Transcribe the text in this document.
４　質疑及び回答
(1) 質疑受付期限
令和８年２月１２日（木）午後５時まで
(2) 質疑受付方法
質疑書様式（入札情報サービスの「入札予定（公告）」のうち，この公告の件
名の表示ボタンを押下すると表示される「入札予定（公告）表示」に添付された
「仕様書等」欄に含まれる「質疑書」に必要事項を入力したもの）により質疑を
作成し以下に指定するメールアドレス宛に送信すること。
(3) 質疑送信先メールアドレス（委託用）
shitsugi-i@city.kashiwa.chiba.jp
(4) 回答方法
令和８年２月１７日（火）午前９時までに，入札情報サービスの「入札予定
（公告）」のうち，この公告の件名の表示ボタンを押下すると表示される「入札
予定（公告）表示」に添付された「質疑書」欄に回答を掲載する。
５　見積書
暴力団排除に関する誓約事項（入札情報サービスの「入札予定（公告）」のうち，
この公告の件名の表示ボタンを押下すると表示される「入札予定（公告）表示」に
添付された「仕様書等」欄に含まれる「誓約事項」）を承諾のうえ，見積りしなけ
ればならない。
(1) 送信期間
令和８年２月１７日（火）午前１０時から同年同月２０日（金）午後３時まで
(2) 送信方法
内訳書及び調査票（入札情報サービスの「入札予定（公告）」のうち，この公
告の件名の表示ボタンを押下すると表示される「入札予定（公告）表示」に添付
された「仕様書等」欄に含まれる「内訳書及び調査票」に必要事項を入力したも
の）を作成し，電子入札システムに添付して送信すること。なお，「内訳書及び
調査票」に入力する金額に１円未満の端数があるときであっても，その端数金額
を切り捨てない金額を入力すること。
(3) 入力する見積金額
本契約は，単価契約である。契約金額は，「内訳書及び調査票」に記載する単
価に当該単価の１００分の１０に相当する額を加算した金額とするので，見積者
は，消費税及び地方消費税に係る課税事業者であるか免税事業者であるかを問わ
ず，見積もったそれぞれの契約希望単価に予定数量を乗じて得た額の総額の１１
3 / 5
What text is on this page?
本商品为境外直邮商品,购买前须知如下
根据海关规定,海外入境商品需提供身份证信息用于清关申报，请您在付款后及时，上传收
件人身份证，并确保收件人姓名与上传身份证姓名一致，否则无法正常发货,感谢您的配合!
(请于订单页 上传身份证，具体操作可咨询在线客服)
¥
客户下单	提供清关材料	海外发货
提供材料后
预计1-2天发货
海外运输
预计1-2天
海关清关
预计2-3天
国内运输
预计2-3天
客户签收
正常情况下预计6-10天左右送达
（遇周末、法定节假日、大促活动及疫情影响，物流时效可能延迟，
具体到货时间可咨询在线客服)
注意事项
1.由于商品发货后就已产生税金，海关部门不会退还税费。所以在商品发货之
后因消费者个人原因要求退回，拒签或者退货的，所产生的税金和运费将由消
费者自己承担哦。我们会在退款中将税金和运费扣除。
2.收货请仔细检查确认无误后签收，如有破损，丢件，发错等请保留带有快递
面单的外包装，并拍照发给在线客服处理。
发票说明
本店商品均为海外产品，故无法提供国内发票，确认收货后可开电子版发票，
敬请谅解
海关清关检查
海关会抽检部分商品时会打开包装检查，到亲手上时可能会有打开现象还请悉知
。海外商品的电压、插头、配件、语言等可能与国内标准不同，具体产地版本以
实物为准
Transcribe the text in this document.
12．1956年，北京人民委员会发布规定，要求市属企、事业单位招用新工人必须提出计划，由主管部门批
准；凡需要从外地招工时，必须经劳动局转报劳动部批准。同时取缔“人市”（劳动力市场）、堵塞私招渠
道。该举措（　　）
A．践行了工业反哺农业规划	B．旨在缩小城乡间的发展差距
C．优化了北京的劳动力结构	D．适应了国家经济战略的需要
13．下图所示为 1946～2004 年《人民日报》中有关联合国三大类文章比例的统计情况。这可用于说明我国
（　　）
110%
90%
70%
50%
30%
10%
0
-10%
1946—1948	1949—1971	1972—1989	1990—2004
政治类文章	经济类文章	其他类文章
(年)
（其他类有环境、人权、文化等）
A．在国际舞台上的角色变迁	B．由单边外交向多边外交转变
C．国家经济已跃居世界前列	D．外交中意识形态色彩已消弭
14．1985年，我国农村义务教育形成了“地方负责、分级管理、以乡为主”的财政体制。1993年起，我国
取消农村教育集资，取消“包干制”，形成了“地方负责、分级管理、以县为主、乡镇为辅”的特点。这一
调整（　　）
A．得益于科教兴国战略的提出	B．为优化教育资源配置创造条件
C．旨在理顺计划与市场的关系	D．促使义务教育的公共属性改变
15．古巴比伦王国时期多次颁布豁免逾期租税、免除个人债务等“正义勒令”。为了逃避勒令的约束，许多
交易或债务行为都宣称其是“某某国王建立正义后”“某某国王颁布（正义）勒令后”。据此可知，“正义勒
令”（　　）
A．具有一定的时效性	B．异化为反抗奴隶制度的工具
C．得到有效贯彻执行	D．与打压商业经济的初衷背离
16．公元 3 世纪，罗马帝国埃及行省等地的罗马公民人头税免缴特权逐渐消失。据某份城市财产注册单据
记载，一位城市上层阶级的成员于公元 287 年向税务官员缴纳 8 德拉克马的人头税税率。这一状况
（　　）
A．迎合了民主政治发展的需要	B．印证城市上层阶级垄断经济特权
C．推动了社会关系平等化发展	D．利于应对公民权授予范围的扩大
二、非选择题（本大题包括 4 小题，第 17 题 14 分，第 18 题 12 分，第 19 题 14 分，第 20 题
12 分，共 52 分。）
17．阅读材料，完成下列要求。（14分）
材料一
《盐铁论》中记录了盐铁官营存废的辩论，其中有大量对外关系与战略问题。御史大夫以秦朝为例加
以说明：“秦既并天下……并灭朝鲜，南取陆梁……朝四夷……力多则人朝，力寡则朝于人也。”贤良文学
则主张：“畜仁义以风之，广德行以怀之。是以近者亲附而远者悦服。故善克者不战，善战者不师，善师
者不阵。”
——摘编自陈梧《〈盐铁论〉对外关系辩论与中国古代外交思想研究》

________

== Goal of the exercise ==
Set down all of the data above, word for word.

== Response ==
Transcribe the text in this document.
４　質疑及び回答
(1) 質疑受付期限
令和８年２月１２日（木）午後５時まで
(2) 質疑受付方法
質疑書様式（入札情報サービスの「入札予定（公告）」のうち，この公告の件
名の表示ボタンを押下すると表示される「入札予定（公告）表示」に添付された
「仕様書等」欄に含まれる「質疑書」に必要事項を入力したもの）により質疑を
作成し以下に指定するメールアドレス宛に送信すること。
(3) 質疑送信先メールアドレス（委託用）
shitsugi-i@city.kashiwa.chiba.jp
(4) 回答方法
令和８年２月１７日（火）午前９時までに，入札情報サービスの「入札予定
（公告）」のうち，この公告の件名の表示ボタンを押下すると表示される「入札
予定（公告）表示」に添付された「質疑書」欄に回答を掲載する。
５　見積書
暴力団排除に関する誓約事項（入札情報サービスの「入札予定（公告）」のうち，
この公告の件名の表示ボタンを押下すると表示される「入札予定（公告）表示」に
添付された「仕様書等」欄に含まれる「誓約事項」）を承諾のうえ，見積りしなけ
ればならない。
(1) 送信期間
令和８年２月１７日（火）午前１０時から同年同月２０日（金）午後３時まで
(2) 送信方法
内訳書及び調査票（入札情報サービスの「入札予定（公告）」のうち，この公
告の件名の表示ボタンを押下すると表示される「入札予定（公告）表示」に添付
された「仕様書等」欄に含まれる「内訳書及び調査票」に必要事項を入力したも
の）を作成し，電子入札システムに添付して送信すること。なお，「内訳書及び
調査票」に入力する金額に１円未満の端数があるときであっても，その端数金額
を切り捨てない金額を入力すること。
(3) 入力する見積金額
本契約は，単価契約である。契約金額は，「内訳書及び調査票」に記載する単
価に当該単価の１００分の１０に相当する額を加算した金額とするので，見積者
は，消費税及び地方消費税に係る課税事業者であるか免税事業者であるかを問わ
ず，見積もったそれぞれの契約希望単価に予定数量を乗じて得た額の総額の１１
3 / 5
What text is on this page?
本商品为境外直邮商品,购买前须知如下
根据海关规定,海外入境商品需提供身份证信息用于清关申报，请您在付款后及时，上传收
件人身份证，并确保收件人姓名与上传身份证姓名一致，否则无法正常发货,感谢您的配合!
(请于订单页 上传身份证，具体操作可咨询在线客服)
¥
客户下单	提供清关材料	海外发货
提供材料后
预计1-2天发货
海外运输
预计1-2天
海关清关
预计2-3天
国内运输
预计2-3天
客户签收
正常情况下预计6-10天左右送达
（遇周末、法定节假日、大促活动及疫情影响，物流时效可能延迟，
具体到货时间可咨询在线客服)
注意事项
1.由于商品发货后就已产生税金，海关部门不会退还税费。所以在商品发货之
后因消费者个人原因要求退回，拒签或者退货的，所产生的税金和运费将由消
费者自己承担哦。我们会在退款中将税金和运费扣除。
2.收货请仔细检查确认无误后签收，如有破损，丢件，发错等请保留带有快递
面单的外包装，并拍照发给在线客服处理。
发票说明
本店商品均为海外产品，故无法提供国内发票，确认收货后可开电子版发票，
敬请谅解
海关清关检查
海关会抽检部分商品时会打开包装检查，到亲手上时可能会有打开现象还请悉知
。海外商品的电压、插头、配件、语言等可能与国内标准不同，具体产地版本以
实物为准
Transcribe the text in this document.
12．1956年，北京人民委员会发布规定，要求市属企、事业单位招用新工人必须提出计划，由主管部门批
准；凡需要从外地招工时，必须经劳动局转报劳动部批准。同时取缔“人市”（劳动力市场）、堵塞私招渠
道。该举措（　　）
A．践行了工业反哺农业规划	B．旨在缩小城乡间的发展差距
C．优化了北京的劳动力结构	D．适应了国家经济战略的需要
13．下图所示为 1946～2004 年《人民日报》中有关联合国三大类文章比例的统计情况。这可用于说明我国
（　　）
110%
90%
70%
50%
30%
10%
0
-10%
1946—1948	1949—1971	1972—1989	1990—2004
政治类文章	经济类文章	其他类文章
(年)
（其他类有环境、人权、文化等）
A．在国际舞台上的角色变迁	B．由单边外交向多边外交转变
C．国家经济已跃居世界前列	D．外交中意识形态色彩已消弭
14．1985年，我国农村义务教育形成了“地方负责、分级管理、以乡为主”的财政体制。1993年起，我国
取消农村教育集资，取消“包干制”，形成了“地方负责、分级管理、以县为主、乡镇为辅”的特点。这一
调整（　　）
A．得益于科教兴国战略的提出	B．为优化教育资源配置创造条件
C．旨在理顺计划与市场的关系	D．促使义务教育的公共属性改变
15．古巴比伦王国时期多次颁布豁免逾期租税、免除个人债务等“正义勒令”。为了逃避勒令的约束，许多
交易或债务行为都宣称其是“某某国王建立正义后”“某某国王颁布（正义）勒令后”。据此可知，“正义勒
令”（　　）
A．具有一定的时效性	B．异化为反抗奴隶制度的工具
C．得到有效贯彻执行	D．与打压商业经济的初衷背离
16．公元 3 世纪，罗马帝国埃及行省等地的罗马公民人头税免缴特权逐渐消失。据某份城市财产注册单据
记载，一位城市上层阶级的成员于公元 287 年向税务官员缴纳 8 德拉克马的人头税税率。这一状况
（　　）
A．迎合了民主政治发展的需要	B．印证城市上层阶级垄断经济特权
C．推动了社会关系平等化发展	D．利于应对公民权授予范围的扩大
二、非选择题（本大题包括 4 小题，第 17 题 14 分，第 18 题 12 分，第 19 题 14 分，第 20 题
12 分，共 52 分。）
17．阅读材料，完成下列要求。（14分）
材料一
《盐铁论》中记录了盐铁官营存废的辩论，其中有大量对外关系与战略问题。御史大夫以秦朝为例加
以说明：“秦既并天下……并灭朝鲜，南取陆梁……朝四夷……力多则人朝，力寡则朝于人也。”贤良文学
则主张：“畜仁义以风之，广德行以怀之。是以近者亲附而远者悦服。故善克者不战，善战者不师，善师
者不阵。”
——摘编自陈梧《〈盐铁论〉对外关系辩论与中国古代外交思想研究》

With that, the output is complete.